Excerpt from a dataset
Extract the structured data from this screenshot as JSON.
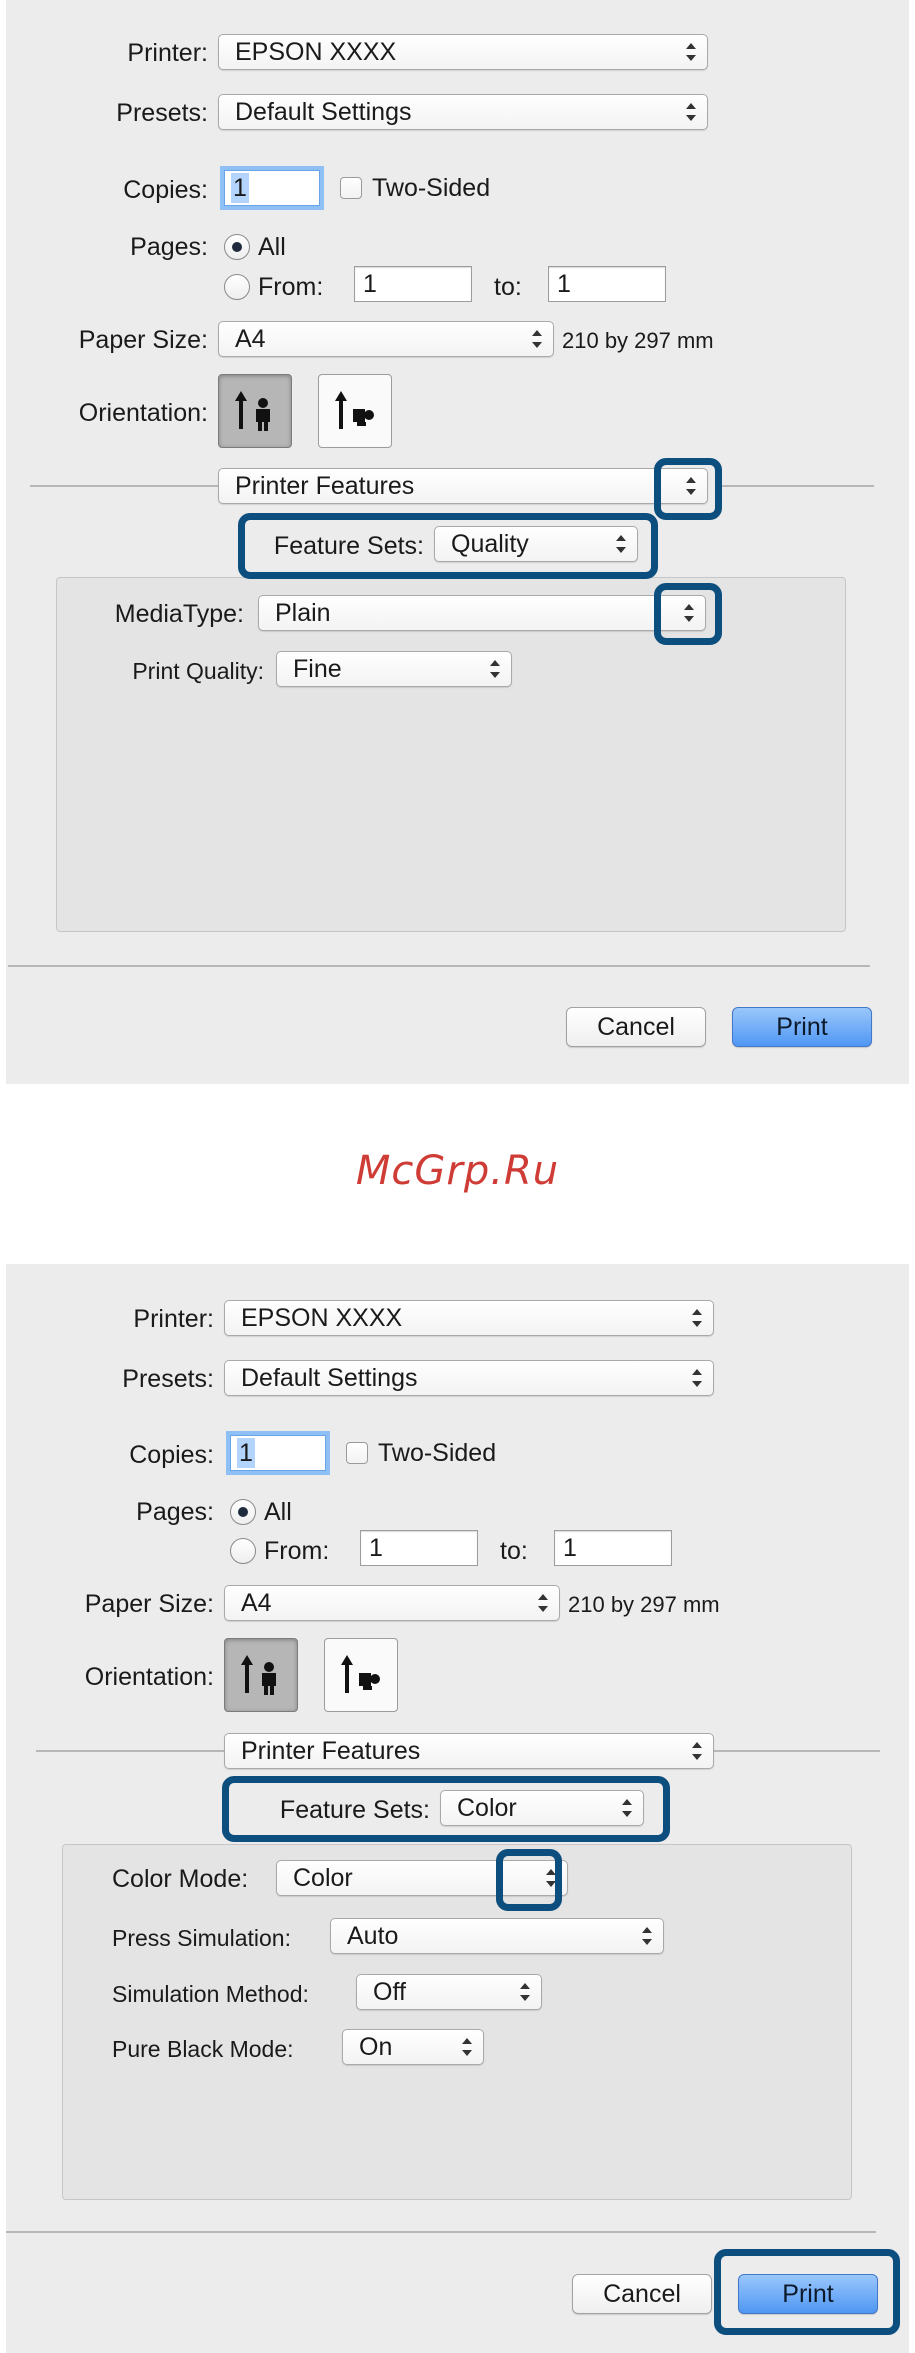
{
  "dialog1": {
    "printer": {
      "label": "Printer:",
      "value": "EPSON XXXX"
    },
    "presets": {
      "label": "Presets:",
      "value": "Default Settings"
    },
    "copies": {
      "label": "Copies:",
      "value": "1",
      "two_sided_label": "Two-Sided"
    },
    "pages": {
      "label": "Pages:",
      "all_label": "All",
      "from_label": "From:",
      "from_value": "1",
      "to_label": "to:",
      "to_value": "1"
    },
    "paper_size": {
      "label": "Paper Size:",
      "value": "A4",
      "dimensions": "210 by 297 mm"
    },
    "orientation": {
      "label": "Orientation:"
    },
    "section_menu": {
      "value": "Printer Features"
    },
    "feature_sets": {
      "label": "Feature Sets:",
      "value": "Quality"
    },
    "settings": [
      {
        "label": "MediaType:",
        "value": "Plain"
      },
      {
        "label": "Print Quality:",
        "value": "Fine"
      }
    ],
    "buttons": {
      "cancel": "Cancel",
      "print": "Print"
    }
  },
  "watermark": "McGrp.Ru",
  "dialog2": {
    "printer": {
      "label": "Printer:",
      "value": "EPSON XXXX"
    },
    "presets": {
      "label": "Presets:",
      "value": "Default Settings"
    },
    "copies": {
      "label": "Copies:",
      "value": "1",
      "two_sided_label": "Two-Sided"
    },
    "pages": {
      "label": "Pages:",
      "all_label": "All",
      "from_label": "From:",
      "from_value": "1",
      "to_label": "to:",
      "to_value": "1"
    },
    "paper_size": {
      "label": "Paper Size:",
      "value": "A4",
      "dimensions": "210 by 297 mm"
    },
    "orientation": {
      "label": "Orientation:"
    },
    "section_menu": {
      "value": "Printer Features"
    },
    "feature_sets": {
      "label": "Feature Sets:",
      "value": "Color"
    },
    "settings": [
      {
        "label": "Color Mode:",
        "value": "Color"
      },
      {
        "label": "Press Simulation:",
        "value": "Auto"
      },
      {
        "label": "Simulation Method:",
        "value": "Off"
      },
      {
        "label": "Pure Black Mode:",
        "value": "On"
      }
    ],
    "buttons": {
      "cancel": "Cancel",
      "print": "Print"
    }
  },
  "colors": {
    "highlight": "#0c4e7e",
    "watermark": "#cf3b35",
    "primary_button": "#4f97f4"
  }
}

Task: Using the material above, copy every line in which the string "watermark" occurs.

Exercise answer:
  "watermark": "McGrp.Ru",
    "watermark": "#cf3b35",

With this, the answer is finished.